_Problem_
In the records below, render everything from the line containing "arrowhead-left xyxy=(885,113,917,123)" down to the line containing "profile-shape xyxy=(885,216,1075,1732)", both ends included, as a Markdown table with a Row column for the number and a Line column for the text. Skip any blank lines.

_Information provided_
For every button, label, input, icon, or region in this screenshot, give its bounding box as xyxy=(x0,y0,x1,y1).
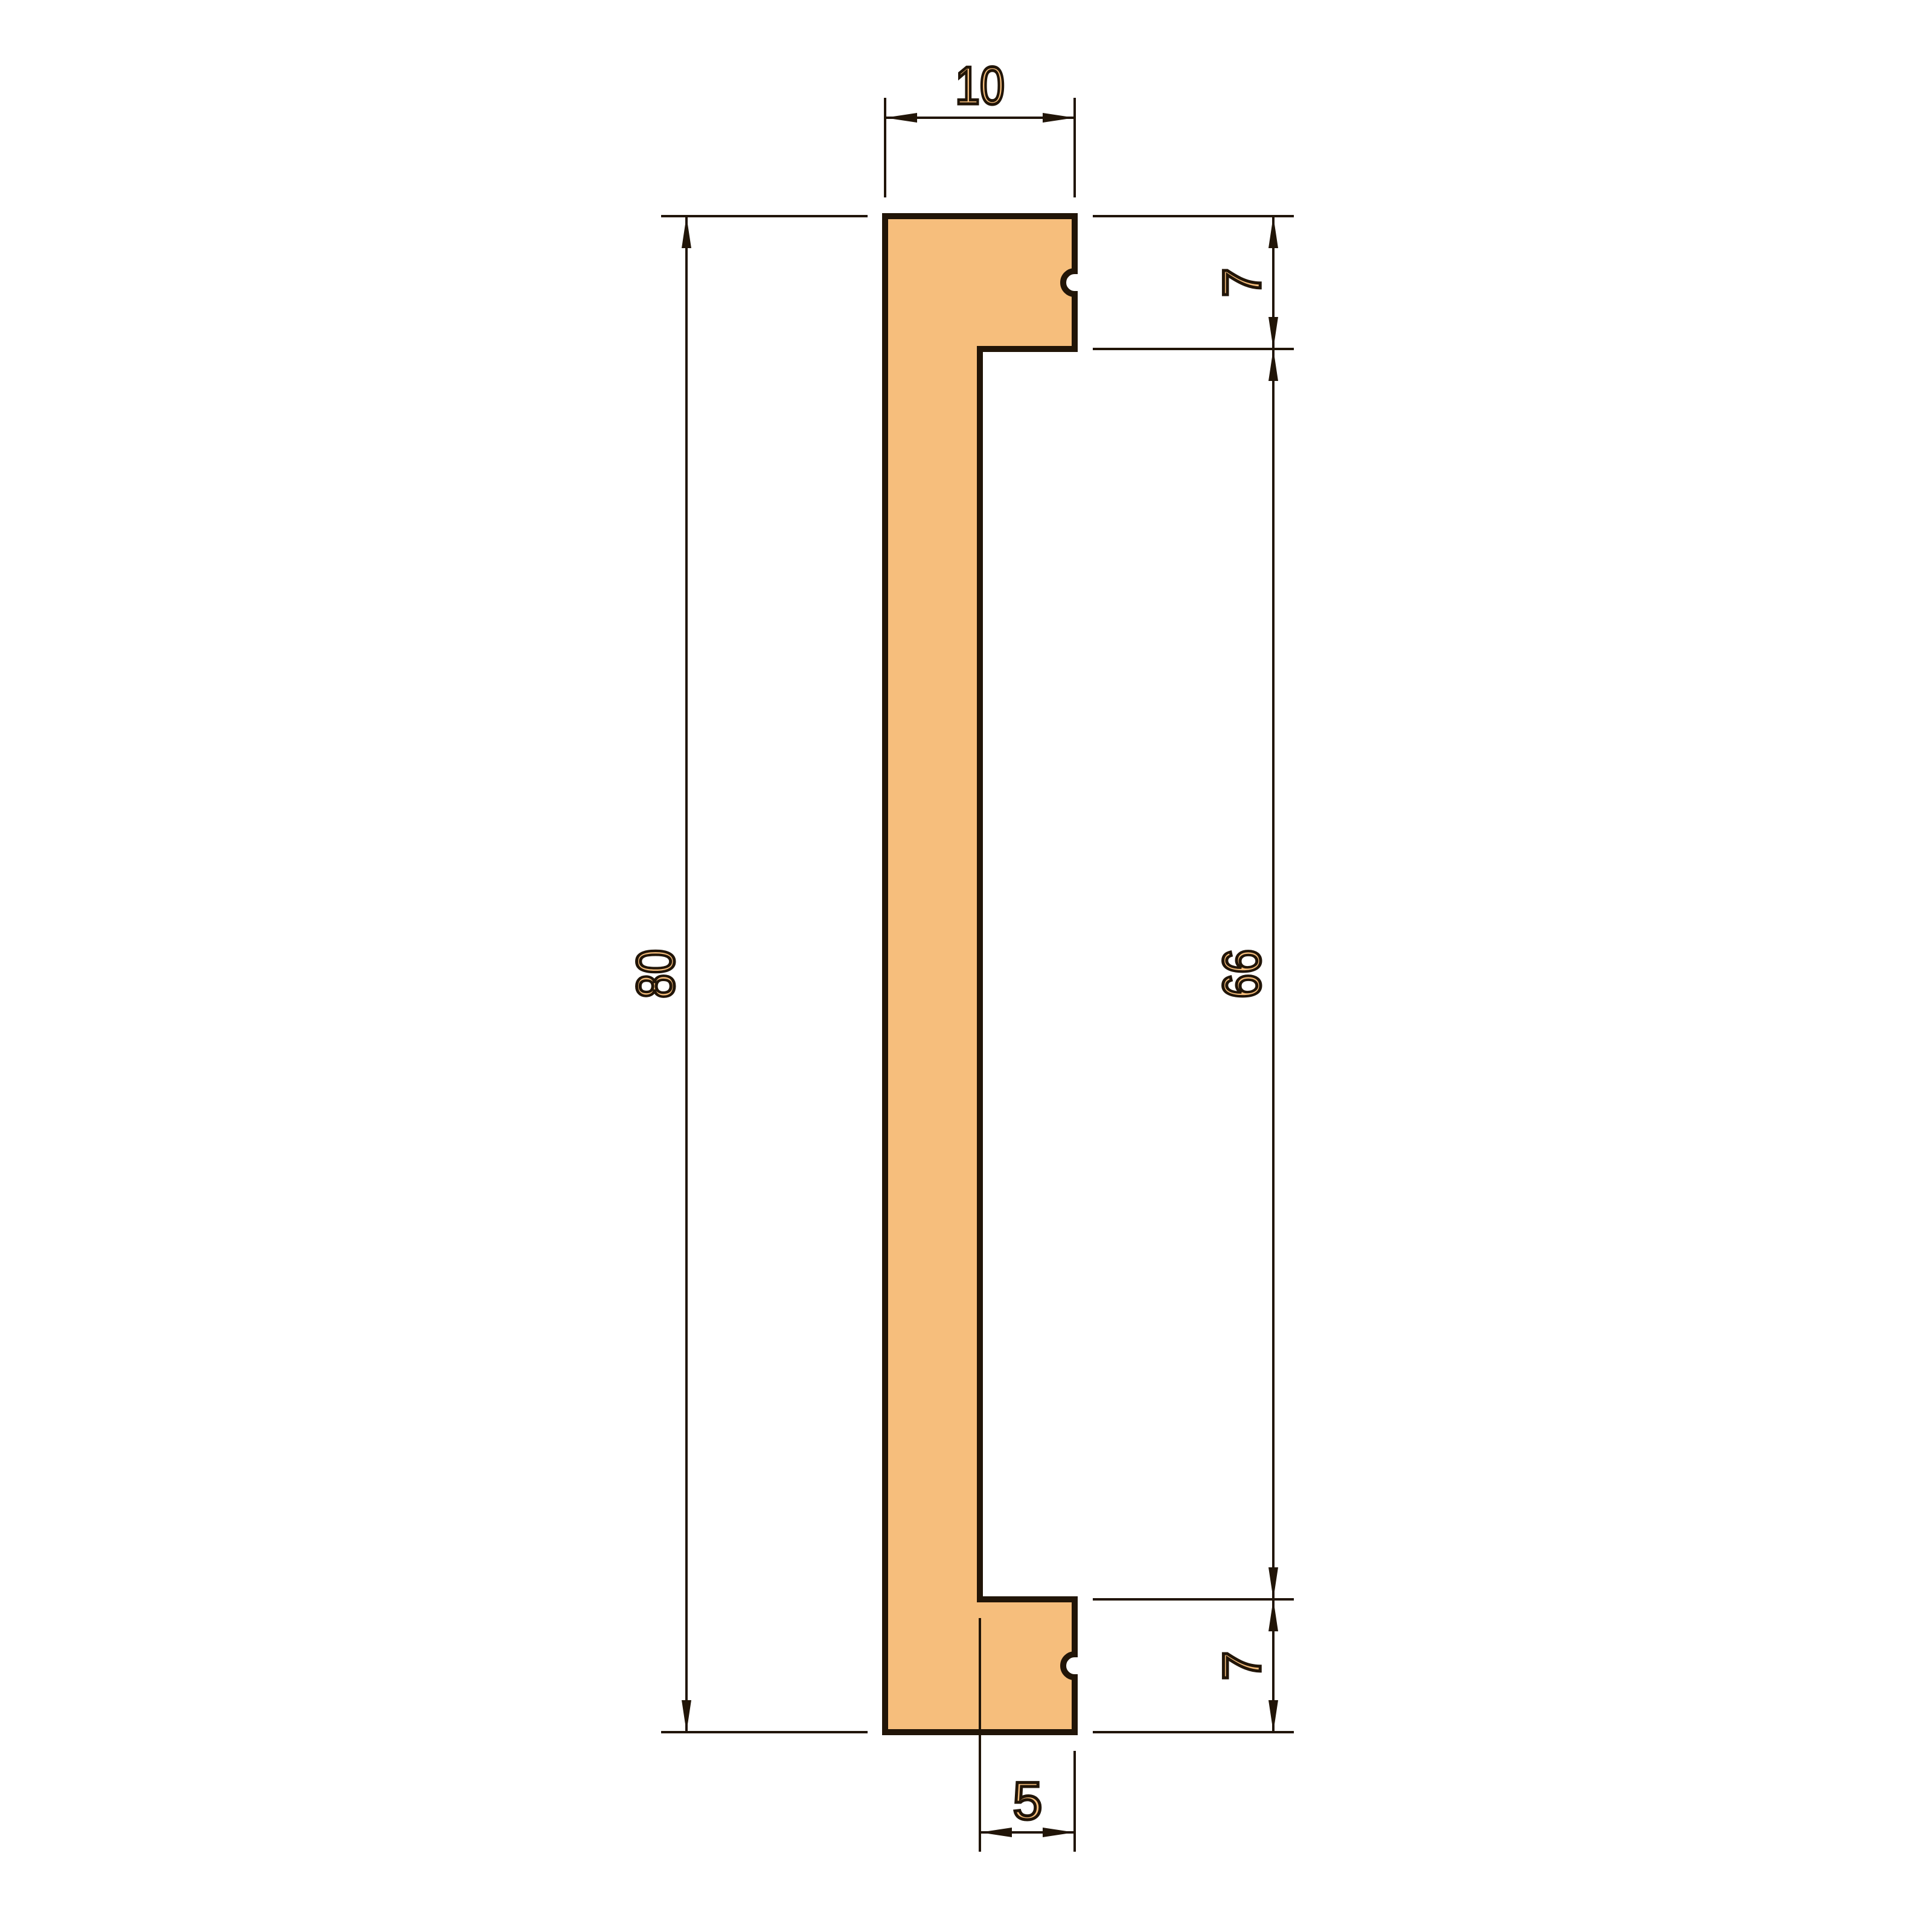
arrowhead-left xyxy=(885,113,917,123)
drawing-canvas: 10 80 7 66 7 5 xyxy=(0,0,1932,1932)
arrowhead-right xyxy=(1043,1828,1075,1837)
arrowhead-left xyxy=(980,1828,1012,1837)
dim-label-bottom-flange: 7 xyxy=(1212,1651,1271,1681)
dim-label-overall-width: 10 xyxy=(955,56,1005,115)
profile-shape xyxy=(885,216,1075,1732)
arrowhead-right xyxy=(1043,113,1075,123)
dim-label-bottom-web: 5 xyxy=(1013,1771,1043,1831)
arrowhead-up xyxy=(1268,1599,1278,1631)
arrowhead-down xyxy=(682,1700,691,1732)
dim-label-top-flange: 7 xyxy=(1212,268,1271,298)
dim-overall-width: 10 xyxy=(885,56,1075,197)
arrowhead-down xyxy=(1268,317,1278,349)
arrowhead-up xyxy=(1268,349,1278,381)
dim-right-stack: 7 66 7 xyxy=(1093,216,1294,1732)
arrowhead-down xyxy=(1268,1567,1278,1599)
dim-label-overall-height: 80 xyxy=(625,949,685,999)
dim-label-inner-height: 66 xyxy=(1212,949,1271,999)
arrowhead-up xyxy=(682,216,691,248)
dim-overall-height: 80 xyxy=(625,216,868,1732)
arrowhead-down xyxy=(1268,1700,1278,1732)
profile xyxy=(885,216,1075,1732)
cad-drawing: 10 80 7 66 7 5 xyxy=(0,0,1932,1932)
arrowhead-up xyxy=(1268,216,1278,248)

_Solution to the problem_
| Row | Line |
|---|---|
| 1 | arrowhead-left xyxy=(885,113,917,123) |
| 2 | drawing-canvas: 10 80 7 66 7 5 xyxy=(0,0,1932,1932) |
| 3 | arrowhead-right xyxy=(1043,1828,1075,1837) |
| 4 | arrowhead-left xyxy=(980,1828,1012,1837) |
| 5 | dim-label-bottom-flange: 7 xyxy=(1212,1651,1271,1681) |
| 6 | dim-label-overall-width: 10 xyxy=(955,56,1005,115) |
| 7 | profile-shape xyxy=(885,216,1075,1732) |